Write out the records that appear below, verbatim and complete, but without pictures.
--- Start Supplied records ---
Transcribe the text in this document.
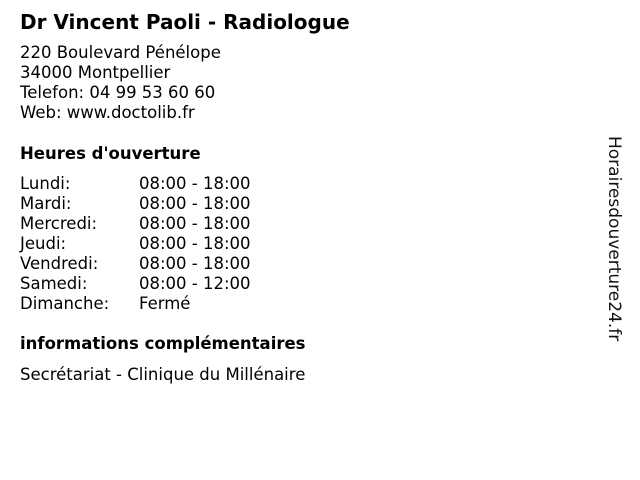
Dr Vincent Paoli - Radiologue
220 Boulevard Pénélope
34000 Montpellier
Telefon: 04 99 53 60 60
Web: www.doctolib.fr
Heures d'ouverture
Lundi:	08:00 - 18:00
Mardi:	08:00 - 18:00
Mercredi:	08:00 - 18:00
Jeudi:	08:00 - 18:00
Vendredi:	08:00 - 18:00
Samedi:	08:00 - 12:00
Dimanche:	Fermé
informations complémentaires
Secrétariat - Clinique du Millénaire
Horairesdouverture24.fr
--- End Supplied records ---
▶ Problem solution
Transcribe the text in this document.
Dr Vincent Paoli - Radiologue
220 Boulevard Pénélope
34000 Montpellier
Telefon: 04 99 53 60 60
Web: www.doctolib.fr
Heures d'ouverture
Lundi:	08:00 - 18:00
Mardi:	08:00 - 18:00
Mercredi:	08:00 - 18:00
Jeudi:	08:00 - 18:00
Vendredi:	08:00 - 18:00
Samedi:	08:00 - 12:00
Dimanche:	Fermé
informations complémentaires
Secrétariat - Clinique du Millénaire
Horairesdouverture24.fr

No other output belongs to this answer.